#### What you have to do:
Your task is to extract every entry that follows word for word while excluding the pictures.
┌─ Data entries
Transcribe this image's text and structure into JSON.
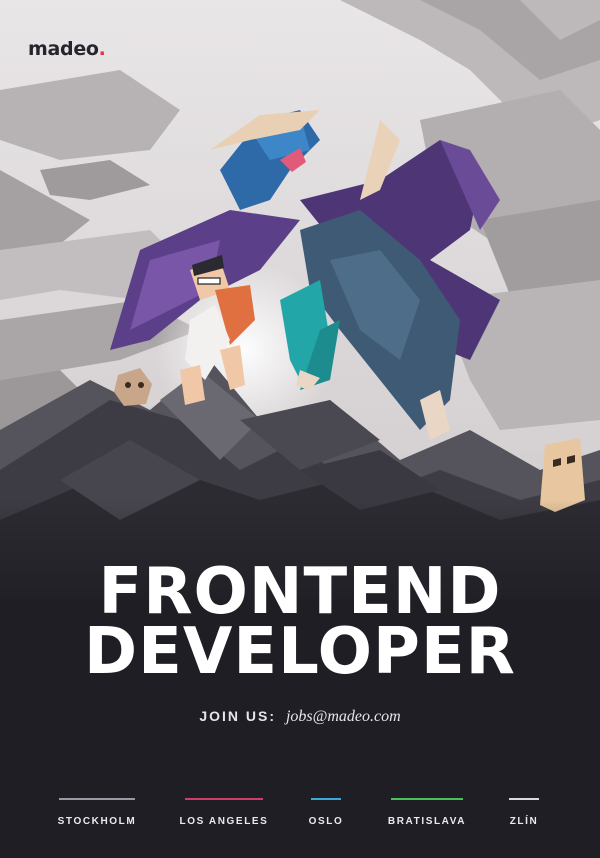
{
  "brand": {
    "logo_text": "madeo",
    "logo_dot": ".",
    "accent": "#e8334a"
  },
  "headline": {
    "line1": "FRONTEND",
    "line2": "DEVELOPER"
  },
  "join": {
    "label": "JOIN US:",
    "email": "jobs@madeo.com"
  },
  "cities": [
    {
      "name": "STOCKHOLM",
      "color": "#9a9aa6"
    },
    {
      "name": "LOS ANGELES",
      "color": "#d23c6a"
    },
    {
      "name": "OSLO",
      "color": "#3aa9d8"
    },
    {
      "name": "BRATISLAVA",
      "color": "#45c25a"
    },
    {
      "name": "ZLÍN",
      "color": "#d9d9e0"
    }
  ],
  "colors": {
    "sky": "#e4e1e2",
    "mountain": "#2a2930",
    "dragon": "#5a3f86",
    "dragon_belly": "#23a6a8",
    "background": "#1f1e24"
  }
}
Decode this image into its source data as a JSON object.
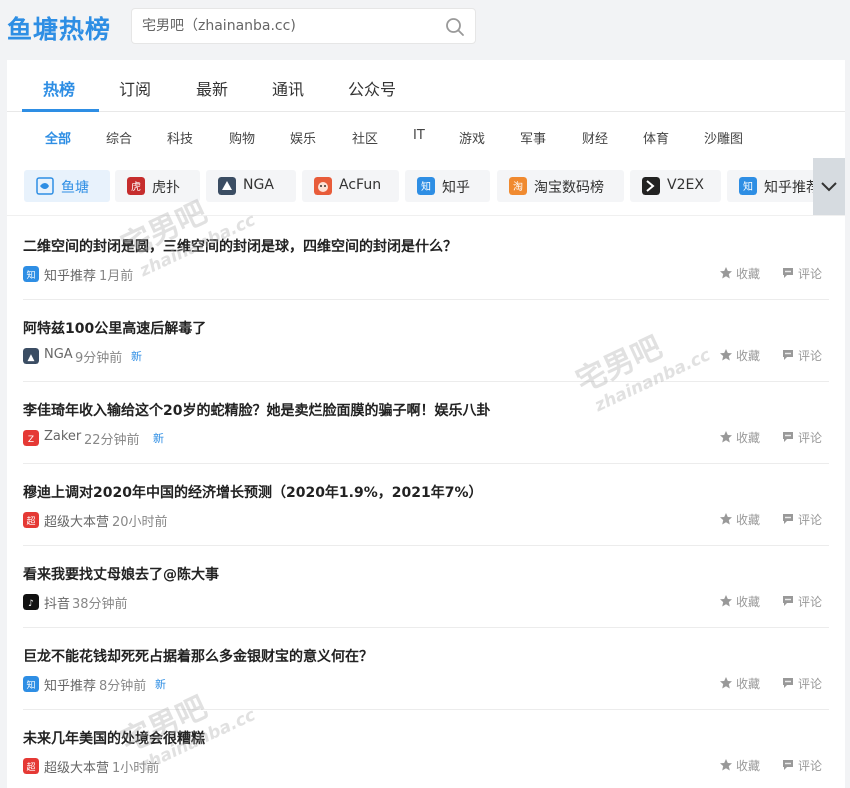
{
  "header": {
    "logo": "鱼塘热榜",
    "search_placeholder": "宅男吧（zhainanba.cc)"
  },
  "tabs": [
    {
      "label": "热榜",
      "active": true
    },
    {
      "label": "订阅"
    },
    {
      "label": "最新"
    },
    {
      "label": "通讯"
    },
    {
      "label": "公众号"
    }
  ],
  "categories": [
    "全部",
    "综合",
    "科技",
    "购物",
    "娱乐",
    "社区",
    "IT",
    "游戏",
    "军事",
    "财经",
    "体育",
    "沙雕图"
  ],
  "sources": [
    {
      "label": "鱼塘",
      "icon": "fishpond-icon",
      "color": "#2e8ee4",
      "active": true
    },
    {
      "label": "虎扑",
      "icon": "hupu-icon",
      "color": "#c62d2d"
    },
    {
      "label": "NGA",
      "icon": "nga-icon",
      "color": "#3b4d63"
    },
    {
      "label": "AcFun",
      "icon": "acfun-icon",
      "color": "#e85c3a"
    },
    {
      "label": "知乎",
      "icon": "zhihu-icon",
      "color": "#2e8ee4"
    },
    {
      "label": "淘宝数码榜",
      "icon": "taobao-icon",
      "color": "#f08a30"
    },
    {
      "label": "V2EX",
      "icon": "v2ex-icon",
      "color": "#222222"
    },
    {
      "label": "知乎推荐",
      "icon": "zhihu-rec-icon",
      "color": "#2e8ee4"
    }
  ],
  "action_labels": {
    "favorite": "收藏",
    "comment": "评论"
  },
  "items": [
    {
      "title": "二维空间的封闭是圆，三维空间的封闭是球，四维空间的封闭是什么？",
      "source": "知乎推荐",
      "source_icon": "zhihu-rec-icon",
      "source_color": "#2e8ee4",
      "time": "1月前",
      "new": ""
    },
    {
      "title": "阿特兹100公里高速后解毒了",
      "source": "NGA",
      "source_icon": "nga-icon",
      "source_color": "#3b4d63",
      "time": "9分钟前",
      "new": "新"
    },
    {
      "title": "李佳琦年收入输给这个20岁的蛇精脸？她是卖烂脸面膜的骗子啊！娱乐八卦",
      "source": "Zaker",
      "source_icon": "zaker-icon",
      "source_color": "#e53935",
      "time": "22分钟前",
      "new": "新"
    },
    {
      "title": "穆迪上调对2020年中国的经济增长预测（2020年1.9%，2021年7%）",
      "source": "超级大本营",
      "source_icon": "chaoji-icon",
      "source_color": "#e53935",
      "time": "20小时前",
      "new": ""
    },
    {
      "title": "看来我要找丈母娘去了@陈大事",
      "source": "抖音",
      "source_icon": "douyin-icon",
      "source_color": "#111111",
      "time": "38分钟前",
      "new": ""
    },
    {
      "title": "巨龙不能花钱却死死占据着那么多金银财宝的意义何在？",
      "source": "知乎推荐",
      "source_icon": "zhihu-rec-icon",
      "source_color": "#2e8ee4",
      "time": "8分钟前",
      "new": "新"
    },
    {
      "title": "未来几年美国的处境会很糟糕",
      "source": "超级大本营",
      "source_icon": "chaoji-icon",
      "source_color": "#e53935",
      "time": "1小时前",
      "new": ""
    }
  ],
  "watermark": {
    "big": "宅男吧",
    "small": "zhainanba.cc"
  }
}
└─
#### Answer:
Transcribe this image's text and structure into JSON.
{
  "brand": {
    "logo_text": "madeo",
    "logo_dot": ".",
    "accent": "#e8334a"
  },
  "headline": {
    "line1": "FRONTEND",
    "line2": "DEVELOPER"
  },
  "join": {
    "label": "JOIN US:",
    "email": "jobs@madeo.com"
  },
  "cities": [
    {
      "name": "STOCKHOLM",
      "color": "#9a9aa6"
    },
    {
      "name": "LOS ANGELES",
      "color": "#d23c6a"
    },
    {
      "name": "OSLO",
      "color": "#3aa9d8"
    },
    {
      "name": "BRATISLAVA",
      "color": "#45c25a"
    },
    {
      "name": "ZLÍN",
      "color": "#d9d9e0"
    }
  ],
  "colors": {
    "sky": "#e4e1e2",
    "mountain": "#2a2930",
    "dragon": "#5a3f86",
    "dragon_belly": "#23a6a8",
    "background": "#1f1e24"
  }
}
Decode this image into its source data as a JSON object.
{
  "header": {
    "logo": "鱼塘热榜",
    "search_placeholder": "宅男吧（zhainanba.cc)"
  },
  "tabs": [
    {
      "label": "热榜",
      "active": true
    },
    {
      "label": "订阅"
    },
    {
      "label": "最新"
    },
    {
      "label": "通讯"
    },
    {
      "label": "公众号"
    }
  ],
  "categories": [
    "全部",
    "综合",
    "科技",
    "购物",
    "娱乐",
    "社区",
    "IT",
    "游戏",
    "军事",
    "财经",
    "体育",
    "沙雕图"
  ],
  "sources": [
    {
      "label": "鱼塘",
      "icon": "fishpond-icon",
      "color": "#2e8ee4",
      "active": true
    },
    {
      "label": "虎扑",
      "icon": "hupu-icon",
      "color": "#c62d2d"
    },
    {
      "label": "NGA",
      "icon": "nga-icon",
      "color": "#3b4d63"
    },
    {
      "label": "AcFun",
      "icon": "acfun-icon",
      "color": "#e85c3a"
    },
    {
      "label": "知乎",
      "icon": "zhihu-icon",
      "color": "#2e8ee4"
    },
    {
      "label": "淘宝数码榜",
      "icon": "taobao-icon",
      "color": "#f08a30"
    },
    {
      "label": "V2EX",
      "icon": "v2ex-icon",
      "color": "#222222"
    },
    {
      "label": "知乎推荐",
      "icon": "zhihu-rec-icon",
      "color": "#2e8ee4"
    }
  ],
  "action_labels": {
    "favorite": "收藏",
    "comment": "评论"
  },
  "items": [
    {
      "title": "二维空间的封闭是圆，三维空间的封闭是球，四维空间的封闭是什么？",
      "source": "知乎推荐",
      "source_icon": "zhihu-rec-icon",
      "source_color": "#2e8ee4",
      "time": "1月前",
      "new": ""
    },
    {
      "title": "阿特兹100公里高速后解毒了",
      "source": "NGA",
      "source_icon": "nga-icon",
      "source_color": "#3b4d63",
      "time": "9分钟前",
      "new": "新"
    },
    {
      "title": "李佳琦年收入输给这个20岁的蛇精脸？她是卖烂脸面膜的骗子啊！娱乐八卦",
      "source": "Zaker",
      "source_icon": "zaker-icon",
      "source_color": "#e53935",
      "time": "22分钟前",
      "new": "新"
    },
    {
      "title": "穆迪上调对2020年中国的经济增长预测（2020年1.9%，2021年7%）",
      "source": "超级大本营",
      "source_icon": "chaoji-icon",
      "source_color": "#e53935",
      "time": "20小时前",
      "new": ""
    },
    {
      "title": "看来我要找丈母娘去了@陈大事",
      "source": "抖音",
      "source_icon": "douyin-icon",
      "source_color": "#111111",
      "time": "38分钟前",
      "new": ""
    },
    {
      "title": "巨龙不能花钱却死死占据着那么多金银财宝的意义何在？",
      "source": "知乎推荐",
      "source_icon": "zhihu-rec-icon",
      "source_color": "#2e8ee4",
      "time": "8分钟前",
      "new": "新"
    },
    {
      "title": "未来几年美国的处境会很糟糕",
      "source": "超级大本营",
      "source_icon": "chaoji-icon",
      "source_color": "#e53935",
      "time": "1小时前",
      "new": ""
    }
  ],
  "watermark": {
    "big": "宅男吧",
    "small": "zhainanba.cc"
  }
}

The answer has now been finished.